== Information supplied
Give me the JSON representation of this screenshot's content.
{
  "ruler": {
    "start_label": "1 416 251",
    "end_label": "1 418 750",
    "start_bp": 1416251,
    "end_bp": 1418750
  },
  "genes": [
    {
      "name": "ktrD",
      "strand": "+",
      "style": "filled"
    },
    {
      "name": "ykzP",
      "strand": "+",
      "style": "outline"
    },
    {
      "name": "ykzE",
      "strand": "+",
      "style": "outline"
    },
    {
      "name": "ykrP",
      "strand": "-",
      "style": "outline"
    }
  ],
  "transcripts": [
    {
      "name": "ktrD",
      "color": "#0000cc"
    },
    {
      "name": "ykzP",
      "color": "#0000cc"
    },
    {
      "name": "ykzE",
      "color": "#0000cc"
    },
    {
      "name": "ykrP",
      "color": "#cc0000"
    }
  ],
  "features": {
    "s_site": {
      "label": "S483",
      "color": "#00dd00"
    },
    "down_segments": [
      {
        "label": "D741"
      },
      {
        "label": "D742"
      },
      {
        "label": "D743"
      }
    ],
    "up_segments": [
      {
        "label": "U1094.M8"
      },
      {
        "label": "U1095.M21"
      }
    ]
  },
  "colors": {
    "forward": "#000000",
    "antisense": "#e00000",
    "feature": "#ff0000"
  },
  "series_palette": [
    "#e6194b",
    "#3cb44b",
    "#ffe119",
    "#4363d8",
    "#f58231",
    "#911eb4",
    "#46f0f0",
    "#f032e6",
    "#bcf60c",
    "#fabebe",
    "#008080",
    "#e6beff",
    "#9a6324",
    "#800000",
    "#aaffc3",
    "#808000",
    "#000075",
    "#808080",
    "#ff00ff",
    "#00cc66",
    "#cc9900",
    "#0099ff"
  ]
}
====
Work to complete:
An exact copy of the data is needed.

Task response:
Give me the JSON representation of this screenshot's content.
{
  "ruler": {
    "start_label": "1 416 251",
    "end_label": "1 418 750",
    "start_bp": 1416251,
    "end_bp": 1418750
  },
  "genes": [
    {
      "name": "ktrD",
      "strand": "+",
      "style": "filled"
    },
    {
      "name": "ykzP",
      "strand": "+",
      "style": "outline"
    },
    {
      "name": "ykzE",
      "strand": "+",
      "style": "outline"
    },
    {
      "name": "ykrP",
      "strand": "-",
      "style": "outline"
    }
  ],
  "transcripts": [
    {
      "name": "ktrD",
      "color": "#0000cc"
    },
    {
      "name": "ykzP",
      "color": "#0000cc"
    },
    {
      "name": "ykzE",
      "color": "#0000cc"
    },
    {
      "name": "ykrP",
      "color": "#cc0000"
    }
  ],
  "features": {
    "s_site": {
      "label": "S483",
      "color": "#00dd00"
    },
    "down_segments": [
      {
        "label": "D741"
      },
      {
        "label": "D742"
      },
      {
        "label": "D743"
      }
    ],
    "up_segments": [
      {
        "label": "U1094.M8"
      },
      {
        "label": "U1095.M21"
      }
    ]
  },
  "colors": {
    "forward": "#000000",
    "antisense": "#e00000",
    "feature": "#ff0000"
  },
  "series_palette": [
    "#e6194b",
    "#3cb44b",
    "#ffe119",
    "#4363d8",
    "#f58231",
    "#911eb4",
    "#46f0f0",
    "#f032e6",
    "#bcf60c",
    "#fabebe",
    "#008080",
    "#e6beff",
    "#9a6324",
    "#800000",
    "#aaffc3",
    "#808000",
    "#000075",
    "#808080",
    "#ff00ff",
    "#00cc66",
    "#cc9900",
    "#0099ff"
  ]
}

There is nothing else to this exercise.